Stored data
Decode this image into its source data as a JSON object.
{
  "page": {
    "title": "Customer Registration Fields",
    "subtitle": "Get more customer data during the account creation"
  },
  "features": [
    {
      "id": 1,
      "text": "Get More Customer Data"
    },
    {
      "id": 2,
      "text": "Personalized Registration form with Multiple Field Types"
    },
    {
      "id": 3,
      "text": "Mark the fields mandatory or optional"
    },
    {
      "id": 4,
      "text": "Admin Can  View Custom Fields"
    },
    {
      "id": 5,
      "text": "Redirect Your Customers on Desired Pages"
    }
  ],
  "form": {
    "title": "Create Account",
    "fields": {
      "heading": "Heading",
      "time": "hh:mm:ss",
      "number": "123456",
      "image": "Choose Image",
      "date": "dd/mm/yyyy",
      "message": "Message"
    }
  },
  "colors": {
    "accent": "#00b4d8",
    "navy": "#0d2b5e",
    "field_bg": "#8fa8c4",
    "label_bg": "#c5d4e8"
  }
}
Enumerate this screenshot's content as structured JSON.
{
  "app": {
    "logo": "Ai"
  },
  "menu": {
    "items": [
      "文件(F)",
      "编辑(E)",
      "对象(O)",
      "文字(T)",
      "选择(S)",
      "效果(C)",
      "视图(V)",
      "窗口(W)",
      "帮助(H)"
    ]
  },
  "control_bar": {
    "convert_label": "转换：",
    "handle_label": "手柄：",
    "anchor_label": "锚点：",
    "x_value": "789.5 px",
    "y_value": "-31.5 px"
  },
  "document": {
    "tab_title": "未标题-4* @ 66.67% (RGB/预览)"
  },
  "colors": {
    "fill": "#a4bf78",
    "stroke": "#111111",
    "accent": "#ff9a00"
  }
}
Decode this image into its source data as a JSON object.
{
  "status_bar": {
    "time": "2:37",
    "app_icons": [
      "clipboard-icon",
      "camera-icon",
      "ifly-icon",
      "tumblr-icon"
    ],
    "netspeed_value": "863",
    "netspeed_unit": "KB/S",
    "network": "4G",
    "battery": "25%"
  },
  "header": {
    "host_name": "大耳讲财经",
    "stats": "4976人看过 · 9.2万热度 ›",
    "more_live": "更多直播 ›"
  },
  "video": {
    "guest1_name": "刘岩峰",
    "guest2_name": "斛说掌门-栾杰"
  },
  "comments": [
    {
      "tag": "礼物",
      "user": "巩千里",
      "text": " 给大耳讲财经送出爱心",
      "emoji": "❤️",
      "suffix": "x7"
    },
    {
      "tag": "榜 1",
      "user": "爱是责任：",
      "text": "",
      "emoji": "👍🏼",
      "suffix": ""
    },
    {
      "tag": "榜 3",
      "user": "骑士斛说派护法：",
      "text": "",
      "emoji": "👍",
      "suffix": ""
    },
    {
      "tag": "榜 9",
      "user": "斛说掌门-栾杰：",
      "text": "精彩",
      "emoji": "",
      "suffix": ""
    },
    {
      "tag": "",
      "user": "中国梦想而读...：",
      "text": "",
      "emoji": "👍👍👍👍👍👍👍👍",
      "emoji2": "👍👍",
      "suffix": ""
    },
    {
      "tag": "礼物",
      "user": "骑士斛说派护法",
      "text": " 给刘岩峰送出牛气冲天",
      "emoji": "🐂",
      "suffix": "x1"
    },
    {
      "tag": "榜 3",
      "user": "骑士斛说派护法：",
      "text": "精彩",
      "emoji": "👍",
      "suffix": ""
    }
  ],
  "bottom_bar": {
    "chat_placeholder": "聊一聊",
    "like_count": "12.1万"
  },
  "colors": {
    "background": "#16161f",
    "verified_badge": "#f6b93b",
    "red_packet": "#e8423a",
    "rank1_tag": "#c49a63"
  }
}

→ **Task details**:
Go through the records. Copy each line where "text" appears.

→ **Completed task**:
      "text": "Get More Customer Data"
      "text": "Personalized Registration form with Multiple Field Types"
      "text": "Mark the fields mandatory or optional"
      "text": "Admin Can  View Custom Fields"
      "text": "Redirect Your Customers on Desired Pages"
      "text": " 给大耳讲财经送出爱心",
      "text": "",
      "text": "",
      "text": "精彩",
      "text": "",
      "text": " 给刘岩峰送出牛气冲天",
      "text": "精彩",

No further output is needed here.